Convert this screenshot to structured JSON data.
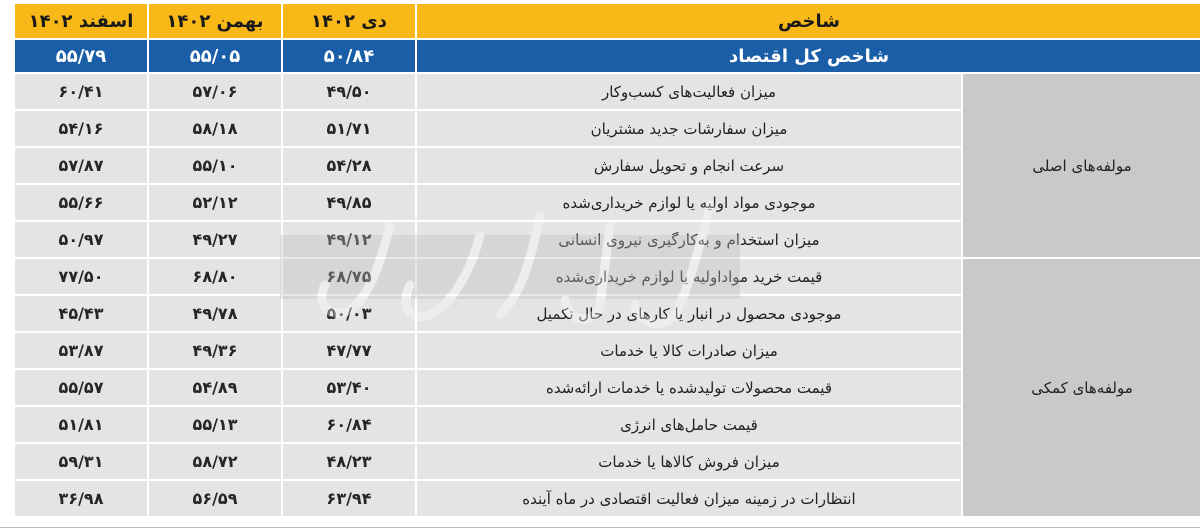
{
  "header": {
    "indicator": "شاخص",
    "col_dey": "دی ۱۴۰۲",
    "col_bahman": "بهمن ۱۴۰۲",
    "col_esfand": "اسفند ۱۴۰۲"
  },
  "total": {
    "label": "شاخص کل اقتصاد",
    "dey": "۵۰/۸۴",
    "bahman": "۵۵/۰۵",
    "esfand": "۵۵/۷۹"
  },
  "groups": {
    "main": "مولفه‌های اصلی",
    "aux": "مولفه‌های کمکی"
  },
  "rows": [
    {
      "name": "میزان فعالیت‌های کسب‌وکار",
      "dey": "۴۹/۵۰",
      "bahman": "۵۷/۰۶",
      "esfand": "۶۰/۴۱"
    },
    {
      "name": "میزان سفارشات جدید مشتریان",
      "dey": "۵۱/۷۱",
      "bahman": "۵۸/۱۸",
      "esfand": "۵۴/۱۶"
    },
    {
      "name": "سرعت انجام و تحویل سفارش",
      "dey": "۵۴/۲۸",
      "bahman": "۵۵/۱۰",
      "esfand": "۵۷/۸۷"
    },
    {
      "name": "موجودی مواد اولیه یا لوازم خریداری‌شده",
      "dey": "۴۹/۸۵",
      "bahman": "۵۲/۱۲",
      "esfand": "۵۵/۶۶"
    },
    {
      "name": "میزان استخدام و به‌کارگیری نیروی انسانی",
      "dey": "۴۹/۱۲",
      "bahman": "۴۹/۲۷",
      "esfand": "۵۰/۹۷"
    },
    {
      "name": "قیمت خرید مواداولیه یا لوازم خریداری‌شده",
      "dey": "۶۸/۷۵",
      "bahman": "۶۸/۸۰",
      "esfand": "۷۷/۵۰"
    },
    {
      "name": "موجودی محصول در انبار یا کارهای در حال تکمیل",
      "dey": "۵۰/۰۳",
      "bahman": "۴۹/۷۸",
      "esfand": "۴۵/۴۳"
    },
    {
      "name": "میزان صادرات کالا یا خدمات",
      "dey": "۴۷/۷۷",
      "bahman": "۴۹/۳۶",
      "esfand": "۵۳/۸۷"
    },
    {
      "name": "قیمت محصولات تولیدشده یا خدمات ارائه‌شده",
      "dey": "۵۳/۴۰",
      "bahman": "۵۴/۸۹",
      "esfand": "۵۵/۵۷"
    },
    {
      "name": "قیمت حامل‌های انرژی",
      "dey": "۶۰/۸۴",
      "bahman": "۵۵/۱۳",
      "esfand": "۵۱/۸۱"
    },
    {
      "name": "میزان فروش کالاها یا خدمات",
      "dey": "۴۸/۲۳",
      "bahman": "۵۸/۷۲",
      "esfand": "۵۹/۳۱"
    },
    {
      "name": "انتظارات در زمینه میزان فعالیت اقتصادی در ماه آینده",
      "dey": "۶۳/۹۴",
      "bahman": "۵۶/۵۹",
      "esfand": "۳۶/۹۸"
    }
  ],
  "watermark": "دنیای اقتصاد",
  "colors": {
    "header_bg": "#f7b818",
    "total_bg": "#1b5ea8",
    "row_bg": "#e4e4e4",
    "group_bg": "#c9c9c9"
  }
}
==================================================
Without the pictures, repeat the listing above exactly.

Convert this screenshot to structured JSON data.
{
  "header": {
    "indicator": "شاخص",
    "col_dey": "دی ۱۴۰۲",
    "col_bahman": "بهمن ۱۴۰۲",
    "col_esfand": "اسفند ۱۴۰۲"
  },
  "total": {
    "label": "شاخص کل اقتصاد",
    "dey": "۵۰/۸۴",
    "bahman": "۵۵/۰۵",
    "esfand": "۵۵/۷۹"
  },
  "groups": {
    "main": "مولفه‌های اصلی",
    "aux": "مولفه‌های کمکی"
  },
  "rows": [
    {
      "name": "میزان فعالیت‌های کسب‌وکار",
      "dey": "۴۹/۵۰",
      "bahman": "۵۷/۰۶",
      "esfand": "۶۰/۴۱"
    },
    {
      "name": "میزان سفارشات جدید مشتریان",
      "dey": "۵۱/۷۱",
      "bahman": "۵۸/۱۸",
      "esfand": "۵۴/۱۶"
    },
    {
      "name": "سرعت انجام و تحویل سفارش",
      "dey": "۵۴/۲۸",
      "bahman": "۵۵/۱۰",
      "esfand": "۵۷/۸۷"
    },
    {
      "name": "موجودی مواد اولیه یا لوازم خریداری‌شده",
      "dey": "۴۹/۸۵",
      "bahman": "۵۲/۱۲",
      "esfand": "۵۵/۶۶"
    },
    {
      "name": "میزان استخدام و به‌کارگیری نیروی انسانی",
      "dey": "۴۹/۱۲",
      "bahman": "۴۹/۲۷",
      "esfand": "۵۰/۹۷"
    },
    {
      "name": "قیمت خرید مواداولیه یا لوازم خریداری‌شده",
      "dey": "۶۸/۷۵",
      "bahman": "۶۸/۸۰",
      "esfand": "۷۷/۵۰"
    },
    {
      "name": "موجودی محصول در انبار یا کارهای در حال تکمیل",
      "dey": "۵۰/۰۳",
      "bahman": "۴۹/۷۸",
      "esfand": "۴۵/۴۳"
    },
    {
      "name": "میزان صادرات کالا یا خدمات",
      "dey": "۴۷/۷۷",
      "bahman": "۴۹/۳۶",
      "esfand": "۵۳/۸۷"
    },
    {
      "name": "قیمت محصولات تولیدشده یا خدمات ارائه‌شده",
      "dey": "۵۳/۴۰",
      "bahman": "۵۴/۸۹",
      "esfand": "۵۵/۵۷"
    },
    {
      "name": "قیمت حامل‌های انرژی",
      "dey": "۶۰/۸۴",
      "bahman": "۵۵/۱۳",
      "esfand": "۵۱/۸۱"
    },
    {
      "name": "میزان فروش کالاها یا خدمات",
      "dey": "۴۸/۲۳",
      "bahman": "۵۸/۷۲",
      "esfand": "۵۹/۳۱"
    },
    {
      "name": "انتظارات در زمینه میزان فعالیت اقتصادی در ماه آینده",
      "dey": "۶۳/۹۴",
      "bahman": "۵۶/۵۹",
      "esfand": "۳۶/۹۸"
    }
  ],
  "watermark": "دنیای اقتصاد",
  "colors": {
    "header_bg": "#f7b818",
    "total_bg": "#1b5ea8",
    "row_bg": "#e4e4e4",
    "group_bg": "#c9c9c9"
  }
}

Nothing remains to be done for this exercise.